- _SHORT PROBLEM_
Summarize the forum thread below about choosing mediation or a lawyer in three sentences.

- _TEXT SHOWN_
# # # # # # #

He's also trying to talk me out of using a lawyer, which I've already retained. He wants to go thru mediation instead. It was my understanding that this purpose was to resolve an issue, not to prepare a separation agreement & attend to issues in court. Is this right?

Oh, and he says he misplaced the letter & asked for another one. That's not like him.


----------



## Pluto2 (Aug 17, 2011)

The misplaced letter, he's stalling for time.

In most places, mediation works if the couple basically agree on things before they go in. It lets you tweak a visitation schedule to weird work hours, and to finally decide who gets great-grandma's furniture-that kind of thing. Yes, it is cheaper than court, but when you go through mediation you lose the benefit of counsel and the mediator is not a judge. Heck, in lots of states the mediator isn't even an attorney. I would follow the advice of your attorney, especially because you and your children need legal protection. Both you and your child need financial protection in the form of support, and you need legal protection for any visitation due to his drug use.

Has he started any treatment for drugs and alcohol? If not, stop taking his calls and direct him to your attorney.


----------



## aquajay (Feb 13, 2013)

No... he hasnt started treatment or anything because he doesn't think he has a problem; he's in total denial and can't look inside.

# # # # # # #

- _SUPPLIED DATA_
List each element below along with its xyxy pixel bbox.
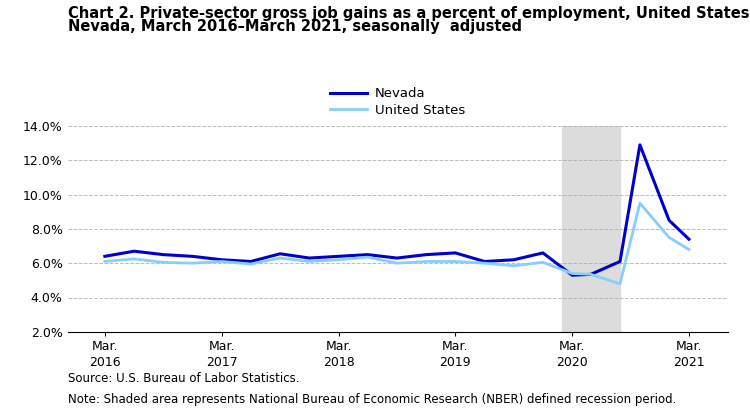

# # # # # # #

- _REPLY TO THE EXERCISE_
The original poster has already retained a lawyer, but the other party wants mediation instead and says he misplaced a letter and asked for another one. A reply says he is stalling for time, explains that mediation works mainly when a couple basically agrees beforehand and means losing the benefit of counsel, and advises following the attorney's advice because of his drug use. The original poster later adds that he has not started treatment because he does not think he has a problem.